## start Items
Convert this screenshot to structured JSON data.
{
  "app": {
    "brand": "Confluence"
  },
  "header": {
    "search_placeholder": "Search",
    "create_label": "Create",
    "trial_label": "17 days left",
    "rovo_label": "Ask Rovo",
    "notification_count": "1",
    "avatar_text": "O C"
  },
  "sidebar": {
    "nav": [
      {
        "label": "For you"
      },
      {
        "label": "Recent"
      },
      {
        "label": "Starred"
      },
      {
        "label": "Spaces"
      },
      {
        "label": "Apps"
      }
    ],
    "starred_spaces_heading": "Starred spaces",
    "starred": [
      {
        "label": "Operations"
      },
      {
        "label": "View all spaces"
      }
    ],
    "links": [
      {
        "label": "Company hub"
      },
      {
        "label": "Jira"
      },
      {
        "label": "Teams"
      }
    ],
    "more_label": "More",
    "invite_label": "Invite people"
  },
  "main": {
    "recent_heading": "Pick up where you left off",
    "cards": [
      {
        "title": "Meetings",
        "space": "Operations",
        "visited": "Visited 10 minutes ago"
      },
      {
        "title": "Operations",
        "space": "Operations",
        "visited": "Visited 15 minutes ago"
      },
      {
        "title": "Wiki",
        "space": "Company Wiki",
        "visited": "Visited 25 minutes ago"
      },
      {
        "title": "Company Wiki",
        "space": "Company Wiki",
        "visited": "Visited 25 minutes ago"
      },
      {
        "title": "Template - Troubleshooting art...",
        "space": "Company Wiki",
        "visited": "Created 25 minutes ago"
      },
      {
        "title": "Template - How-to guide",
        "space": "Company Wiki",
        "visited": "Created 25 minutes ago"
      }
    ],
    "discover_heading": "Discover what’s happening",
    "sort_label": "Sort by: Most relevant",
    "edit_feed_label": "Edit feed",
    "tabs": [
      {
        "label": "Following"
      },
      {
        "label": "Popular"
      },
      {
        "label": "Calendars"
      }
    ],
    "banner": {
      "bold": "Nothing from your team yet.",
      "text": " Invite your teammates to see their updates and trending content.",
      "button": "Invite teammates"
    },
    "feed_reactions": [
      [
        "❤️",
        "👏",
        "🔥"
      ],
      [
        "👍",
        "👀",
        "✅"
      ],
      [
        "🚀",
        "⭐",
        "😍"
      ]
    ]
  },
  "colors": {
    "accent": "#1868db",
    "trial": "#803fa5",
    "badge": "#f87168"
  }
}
## end Items
◆ The task
Output the lines above verbatim and in full.

◆ Output of the task
Convert this screenshot to structured JSON data.
{
  "app": {
    "brand": "Confluence"
  },
  "header": {
    "search_placeholder": "Search",
    "create_label": "Create",
    "trial_label": "17 days left",
    "rovo_label": "Ask Rovo",
    "notification_count": "1",
    "avatar_text": "O C"
  },
  "sidebar": {
    "nav": [
      {
        "label": "For you"
      },
      {
        "label": "Recent"
      },
      {
        "label": "Starred"
      },
      {
        "label": "Spaces"
      },
      {
        "label": "Apps"
      }
    ],
    "starred_spaces_heading": "Starred spaces",
    "starred": [
      {
        "label": "Operations"
      },
      {
        "label": "View all spaces"
      }
    ],
    "links": [
      {
        "label": "Company hub"
      },
      {
        "label": "Jira"
      },
      {
        "label": "Teams"
      }
    ],
    "more_label": "More",
    "invite_label": "Invite people"
  },
  "main": {
    "recent_heading": "Pick up where you left off",
    "cards": [
      {
        "title": "Meetings",
        "space": "Operations",
        "visited": "Visited 10 minutes ago"
      },
      {
        "title": "Operations",
        "space": "Operations",
        "visited": "Visited 15 minutes ago"
      },
      {
        "title": "Wiki",
        "space": "Company Wiki",
        "visited": "Visited 25 minutes ago"
      },
      {
        "title": "Company Wiki",
        "space": "Company Wiki",
        "visited": "Visited 25 minutes ago"
      },
      {
        "title": "Template - Troubleshooting art...",
        "space": "Company Wiki",
        "visited": "Created 25 minutes ago"
      },
      {
        "title": "Template - How-to guide",
        "space": "Company Wiki",
        "visited": "Created 25 minutes ago"
      }
    ],
    "discover_heading": "Discover what’s happening",
    "sort_label": "Sort by: Most relevant",
    "edit_feed_label": "Edit feed",
    "tabs": [
      {
        "label": "Following"
      },
      {
        "label": "Popular"
      },
      {
        "label": "Calendars"
      }
    ],
    "banner": {
      "bold": "Nothing from your team yet.",
      "text": " Invite your teammates to see their updates and trending content.",
      "button": "Invite teammates"
    },
    "feed_reactions": [
      [
        "❤️",
        "👏",
        "🔥"
      ],
      [
        "👍",
        "👀",
        "✅"
      ],
      [
        "🚀",
        "⭐",
        "😍"
      ]
    ]
  },
  "colors": {
    "accent": "#1868db",
    "trial": "#803fa5",
    "badge": "#f87168"
  }
}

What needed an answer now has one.